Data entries

* * * * * * *

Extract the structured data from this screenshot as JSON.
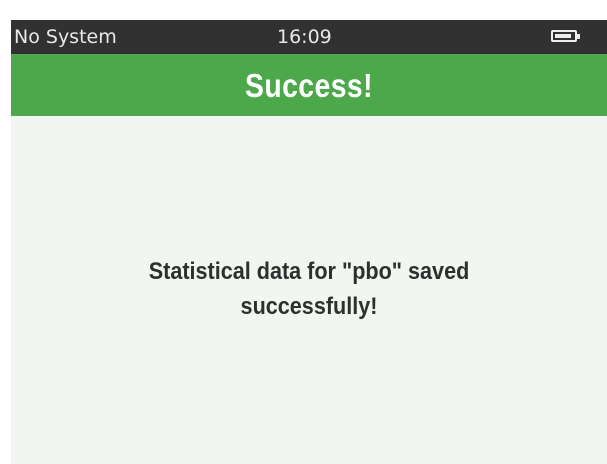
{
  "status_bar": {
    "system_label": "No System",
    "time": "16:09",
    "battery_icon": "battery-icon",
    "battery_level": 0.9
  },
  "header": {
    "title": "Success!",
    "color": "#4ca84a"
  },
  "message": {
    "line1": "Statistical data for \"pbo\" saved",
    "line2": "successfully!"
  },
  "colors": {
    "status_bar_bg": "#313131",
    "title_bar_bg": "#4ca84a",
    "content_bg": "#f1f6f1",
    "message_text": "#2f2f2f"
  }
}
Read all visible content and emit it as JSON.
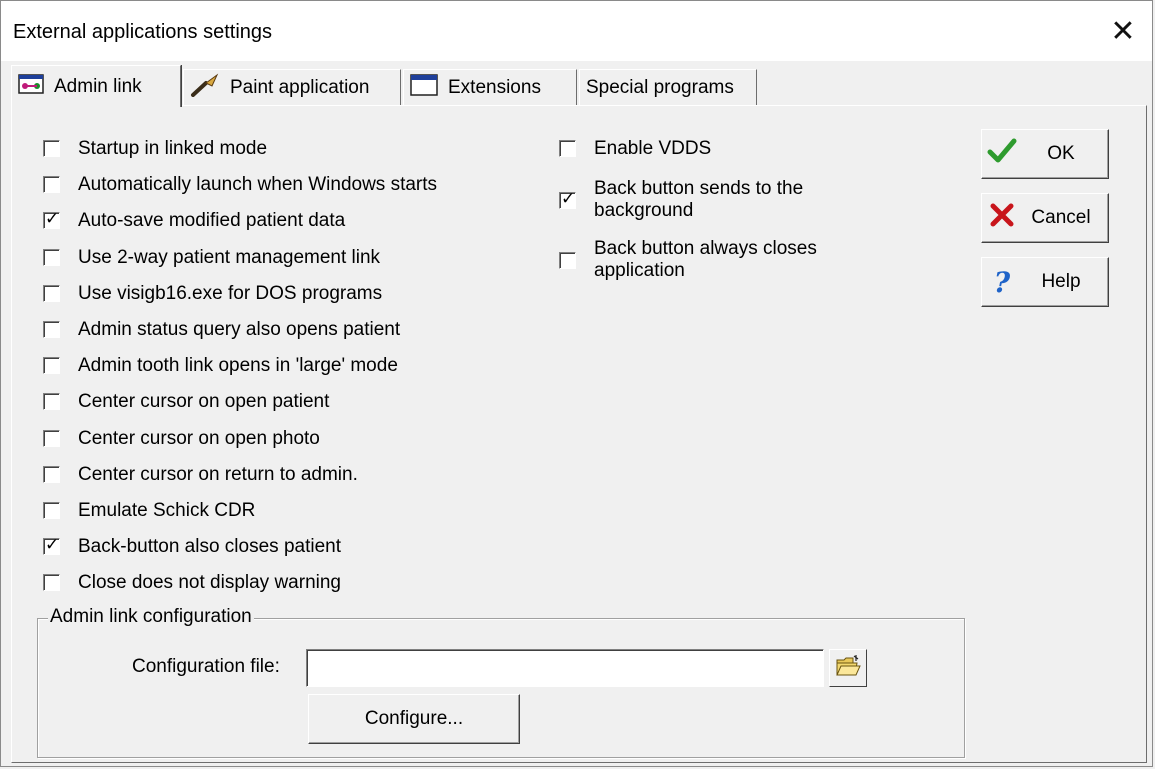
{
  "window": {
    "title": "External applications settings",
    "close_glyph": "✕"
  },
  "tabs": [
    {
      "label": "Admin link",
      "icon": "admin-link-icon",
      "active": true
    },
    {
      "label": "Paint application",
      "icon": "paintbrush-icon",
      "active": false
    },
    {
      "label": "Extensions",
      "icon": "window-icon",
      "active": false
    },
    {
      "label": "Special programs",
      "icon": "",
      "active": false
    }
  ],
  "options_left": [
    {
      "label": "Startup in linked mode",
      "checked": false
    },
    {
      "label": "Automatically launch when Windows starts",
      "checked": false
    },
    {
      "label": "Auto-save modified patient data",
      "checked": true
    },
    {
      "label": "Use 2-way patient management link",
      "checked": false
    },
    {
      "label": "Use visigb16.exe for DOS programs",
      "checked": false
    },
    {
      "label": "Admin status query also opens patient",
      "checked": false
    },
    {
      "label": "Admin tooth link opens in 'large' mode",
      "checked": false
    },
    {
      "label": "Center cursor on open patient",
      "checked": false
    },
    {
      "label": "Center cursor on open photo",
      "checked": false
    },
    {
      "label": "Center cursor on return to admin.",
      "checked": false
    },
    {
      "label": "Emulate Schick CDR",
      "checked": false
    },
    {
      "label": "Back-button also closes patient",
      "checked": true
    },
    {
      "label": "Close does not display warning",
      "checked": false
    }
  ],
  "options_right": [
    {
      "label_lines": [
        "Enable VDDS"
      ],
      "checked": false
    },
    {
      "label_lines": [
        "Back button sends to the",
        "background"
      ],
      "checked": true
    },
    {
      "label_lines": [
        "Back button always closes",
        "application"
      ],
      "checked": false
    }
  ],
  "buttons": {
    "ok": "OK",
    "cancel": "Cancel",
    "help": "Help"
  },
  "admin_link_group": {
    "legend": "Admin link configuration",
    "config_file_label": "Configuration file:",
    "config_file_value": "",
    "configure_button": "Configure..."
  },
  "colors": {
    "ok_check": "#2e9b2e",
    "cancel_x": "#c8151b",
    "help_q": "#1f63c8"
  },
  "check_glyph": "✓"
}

* * * * * * *

Write out each entry exactly as given, omitting any picture.

Solution to this task
Extract the structured data from this screenshot as JSON.
{
  "status_bar": {
    "system_label": "No System",
    "time": "16:09",
    "battery_icon": "battery-icon",
    "battery_level": 0.9
  },
  "header": {
    "title": "Success!",
    "color": "#4ca84a"
  },
  "message": {
    "line1": "Statistical data for \"pbo\" saved",
    "line2": "successfully!"
  },
  "colors": {
    "status_bar_bg": "#313131",
    "title_bar_bg": "#4ca84a",
    "content_bg": "#f1f6f1",
    "message_text": "#2f2f2f"
  }
}
Read all visible content and emit it as JSON.
{
  "window": {
    "title": "External applications settings",
    "close_glyph": "✕"
  },
  "tabs": [
    {
      "label": "Admin link",
      "icon": "admin-link-icon",
      "active": true
    },
    {
      "label": "Paint application",
      "icon": "paintbrush-icon",
      "active": false
    },
    {
      "label": "Extensions",
      "icon": "window-icon",
      "active": false
    },
    {
      "label": "Special programs",
      "icon": "",
      "active": false
    }
  ],
  "options_left": [
    {
      "label": "Startup in linked mode",
      "checked": false
    },
    {
      "label": "Automatically launch when Windows starts",
      "checked": false
    },
    {
      "label": "Auto-save modified patient data",
      "checked": true
    },
    {
      "label": "Use 2-way patient management link",
      "checked": false
    },
    {
      "label": "Use visigb16.exe for DOS programs",
      "checked": false
    },
    {
      "label": "Admin status query also opens patient",
      "checked": false
    },
    {
      "label": "Admin tooth link opens in 'large' mode",
      "checked": false
    },
    {
      "label": "Center cursor on open patient",
      "checked": false
    },
    {
      "label": "Center cursor on open photo",
      "checked": false
    },
    {
      "label": "Center cursor on return to admin.",
      "checked": false
    },
    {
      "label": "Emulate Schick CDR",
      "checked": false
    },
    {
      "label": "Back-button also closes patient",
      "checked": true
    },
    {
      "label": "Close does not display warning",
      "checked": false
    }
  ],
  "options_right": [
    {
      "label_lines": [
        "Enable VDDS"
      ],
      "checked": false
    },
    {
      "label_lines": [
        "Back button sends to the",
        "background"
      ],
      "checked": true
    },
    {
      "label_lines": [
        "Back button always closes",
        "application"
      ],
      "checked": false
    }
  ],
  "buttons": {
    "ok": "OK",
    "cancel": "Cancel",
    "help": "Help"
  },
  "admin_link_group": {
    "legend": "Admin link configuration",
    "config_file_label": "Configuration file:",
    "config_file_value": "",
    "configure_button": "Configure..."
  },
  "colors": {
    "ok_check": "#2e9b2e",
    "cancel_x": "#c8151b",
    "help_q": "#1f63c8"
  },
  "check_glyph": "✓"
}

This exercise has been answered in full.